Aim of the exercise ▸
Output the data below in full, byte for byte. Nothing may differ.

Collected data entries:
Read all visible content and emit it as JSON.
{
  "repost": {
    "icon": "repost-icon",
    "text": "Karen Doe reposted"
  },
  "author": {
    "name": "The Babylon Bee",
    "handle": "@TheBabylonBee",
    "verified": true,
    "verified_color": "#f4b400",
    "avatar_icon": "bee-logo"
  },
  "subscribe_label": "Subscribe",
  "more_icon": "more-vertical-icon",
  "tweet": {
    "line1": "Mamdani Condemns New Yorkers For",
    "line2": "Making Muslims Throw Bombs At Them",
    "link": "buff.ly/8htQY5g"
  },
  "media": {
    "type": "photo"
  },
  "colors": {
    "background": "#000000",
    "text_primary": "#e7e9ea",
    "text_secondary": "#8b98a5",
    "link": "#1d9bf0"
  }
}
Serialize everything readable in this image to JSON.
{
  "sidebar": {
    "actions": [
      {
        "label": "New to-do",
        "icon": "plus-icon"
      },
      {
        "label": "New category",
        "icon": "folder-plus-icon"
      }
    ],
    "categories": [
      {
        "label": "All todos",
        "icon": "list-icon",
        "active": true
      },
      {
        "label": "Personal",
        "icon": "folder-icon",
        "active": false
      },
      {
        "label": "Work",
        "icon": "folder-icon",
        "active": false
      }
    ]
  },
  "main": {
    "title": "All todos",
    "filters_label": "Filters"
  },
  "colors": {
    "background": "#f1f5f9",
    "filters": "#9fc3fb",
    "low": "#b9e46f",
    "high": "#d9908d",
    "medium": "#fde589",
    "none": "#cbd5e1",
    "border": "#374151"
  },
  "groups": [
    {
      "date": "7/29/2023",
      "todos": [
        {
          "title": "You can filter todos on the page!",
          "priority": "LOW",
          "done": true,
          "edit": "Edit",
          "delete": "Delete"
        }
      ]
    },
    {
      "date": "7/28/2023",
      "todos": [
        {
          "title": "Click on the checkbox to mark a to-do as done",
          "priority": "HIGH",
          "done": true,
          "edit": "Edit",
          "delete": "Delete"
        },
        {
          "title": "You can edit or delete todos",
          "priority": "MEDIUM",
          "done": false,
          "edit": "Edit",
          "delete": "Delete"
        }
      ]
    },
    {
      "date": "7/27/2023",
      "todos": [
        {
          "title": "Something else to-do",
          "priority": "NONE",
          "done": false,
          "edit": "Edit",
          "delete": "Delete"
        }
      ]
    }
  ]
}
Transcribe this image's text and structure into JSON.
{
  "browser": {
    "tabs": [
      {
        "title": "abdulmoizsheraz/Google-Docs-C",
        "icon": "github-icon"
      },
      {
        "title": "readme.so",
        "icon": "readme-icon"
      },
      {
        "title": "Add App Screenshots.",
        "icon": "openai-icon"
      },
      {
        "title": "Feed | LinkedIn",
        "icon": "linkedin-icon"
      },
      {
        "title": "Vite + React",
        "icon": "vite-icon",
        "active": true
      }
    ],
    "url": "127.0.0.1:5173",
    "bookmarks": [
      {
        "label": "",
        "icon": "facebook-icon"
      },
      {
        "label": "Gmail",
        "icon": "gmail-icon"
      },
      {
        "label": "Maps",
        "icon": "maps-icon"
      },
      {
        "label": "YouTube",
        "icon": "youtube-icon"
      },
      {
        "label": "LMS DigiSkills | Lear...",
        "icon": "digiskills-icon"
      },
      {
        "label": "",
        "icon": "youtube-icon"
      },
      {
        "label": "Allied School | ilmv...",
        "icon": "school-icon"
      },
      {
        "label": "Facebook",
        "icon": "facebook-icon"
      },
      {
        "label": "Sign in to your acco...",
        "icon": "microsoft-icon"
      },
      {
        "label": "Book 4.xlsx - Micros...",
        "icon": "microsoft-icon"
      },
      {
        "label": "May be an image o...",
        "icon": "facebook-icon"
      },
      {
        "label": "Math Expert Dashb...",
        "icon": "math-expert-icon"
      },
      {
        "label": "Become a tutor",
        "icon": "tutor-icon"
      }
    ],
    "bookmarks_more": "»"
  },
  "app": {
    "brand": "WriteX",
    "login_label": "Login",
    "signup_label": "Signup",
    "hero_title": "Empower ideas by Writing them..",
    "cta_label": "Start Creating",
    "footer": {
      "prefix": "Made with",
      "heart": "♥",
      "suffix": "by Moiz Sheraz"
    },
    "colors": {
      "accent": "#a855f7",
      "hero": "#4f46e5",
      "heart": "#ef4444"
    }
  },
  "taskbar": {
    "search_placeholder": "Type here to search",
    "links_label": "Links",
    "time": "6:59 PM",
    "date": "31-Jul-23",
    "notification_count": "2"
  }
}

Solution to this problem ▸
Read all visible content and emit it as JSON.
{
  "repost": {
    "icon": "repost-icon",
    "text": "Karen Doe reposted"
  },
  "author": {
    "name": "The Babylon Bee",
    "handle": "@TheBabylonBee",
    "verified": true,
    "verified_color": "#f4b400",
    "avatar_icon": "bee-logo"
  },
  "subscribe_label": "Subscribe",
  "more_icon": "more-vertical-icon",
  "tweet": {
    "line1": "Mamdani Condemns New Yorkers For",
    "line2": "Making Muslims Throw Bombs At Them",
    "link": "buff.ly/8htQY5g"
  },
  "media": {
    "type": "photo"
  },
  "colors": {
    "background": "#000000",
    "text_primary": "#e7e9ea",
    "text_secondary": "#8b98a5",
    "link": "#1d9bf0"
  }
}
Serialize everything readable in this image to JSON.
{
  "sidebar": {
    "actions": [
      {
        "label": "New to-do",
        "icon": "plus-icon"
      },
      {
        "label": "New category",
        "icon": "folder-plus-icon"
      }
    ],
    "categories": [
      {
        "label": "All todos",
        "icon": "list-icon",
        "active": true
      },
      {
        "label": "Personal",
        "icon": "folder-icon",
        "active": false
      },
      {
        "label": "Work",
        "icon": "folder-icon",
        "active": false
      }
    ]
  },
  "main": {
    "title": "All todos",
    "filters_label": "Filters"
  },
  "colors": {
    "background": "#f1f5f9",
    "filters": "#9fc3fb",
    "low": "#b9e46f",
    "high": "#d9908d",
    "medium": "#fde589",
    "none": "#cbd5e1",
    "border": "#374151"
  },
  "groups": [
    {
      "date": "7/29/2023",
      "todos": [
        {
          "title": "You can filter todos on the page!",
          "priority": "LOW",
          "done": true,
          "edit": "Edit",
          "delete": "Delete"
        }
      ]
    },
    {
      "date": "7/28/2023",
      "todos": [
        {
          "title": "Click on the checkbox to mark a to-do as done",
          "priority": "HIGH",
          "done": true,
          "edit": "Edit",
          "delete": "Delete"
        },
        {
          "title": "You can edit or delete todos",
          "priority": "MEDIUM",
          "done": false,
          "edit": "Edit",
          "delete": "Delete"
        }
      ]
    },
    {
      "date": "7/27/2023",
      "todos": [
        {
          "title": "Something else to-do",
          "priority": "NONE",
          "done": false,
          "edit": "Edit",
          "delete": "Delete"
        }
      ]
    }
  ]
}
Transcribe this image's text and structure into JSON.
{
  "browser": {
    "tabs": [
      {
        "title": "abdulmoizsheraz/Google-Docs-C",
        "icon": "github-icon"
      },
      {
        "title": "readme.so",
        "icon": "readme-icon"
      },
      {
        "title": "Add App Screenshots.",
        "icon": "openai-icon"
      },
      {
        "title": "Feed | LinkedIn",
        "icon": "linkedin-icon"
      },
      {
        "title": "Vite + React",
        "icon": "vite-icon",
        "active": true
      }
    ],
    "url": "127.0.0.1:5173",
    "bookmarks": [
      {
        "label": "",
        "icon": "facebook-icon"
      },
      {
        "label": "Gmail",
        "icon": "gmail-icon"
      },
      {
        "label": "Maps",
        "icon": "maps-icon"
      },
      {
        "label": "YouTube",
        "icon": "youtube-icon"
      },
      {
        "label": "LMS DigiSkills | Lear...",
        "icon": "digiskills-icon"
      },
      {
        "label": "",
        "icon": "youtube-icon"
      },
      {
        "label": "Allied School | ilmv...",
        "icon": "school-icon"
      },
      {
        "label": "Facebook",
        "icon": "facebook-icon"
      },
      {
        "label": "Sign in to your acco...",
        "icon": "microsoft-icon"
      },
      {
        "label": "Book 4.xlsx - Micros...",
        "icon": "microsoft-icon"
      },
      {
        "label": "May be an image o...",
        "icon": "facebook-icon"
      },
      {
        "label": "Math Expert Dashb...",
        "icon": "math-expert-icon"
      },
      {
        "label": "Become a tutor",
        "icon": "tutor-icon"
      }
    ],
    "bookmarks_more": "»"
  },
  "app": {
    "brand": "WriteX",
    "login_label": "Login",
    "signup_label": "Signup",
    "hero_title": "Empower ideas by Writing them..",
    "cta_label": "Start Creating",
    "footer": {
      "prefix": "Made with",
      "heart": "♥",
      "suffix": "by Moiz Sheraz"
    },
    "colors": {
      "accent": "#a855f7",
      "hero": "#4f46e5",
      "heart": "#ef4444"
    }
  },
  "taskbar": {
    "search_placeholder": "Type here to search",
    "links_label": "Links",
    "time": "6:59 PM",
    "date": "31-Jul-23",
    "notification_count": "2"
  }
}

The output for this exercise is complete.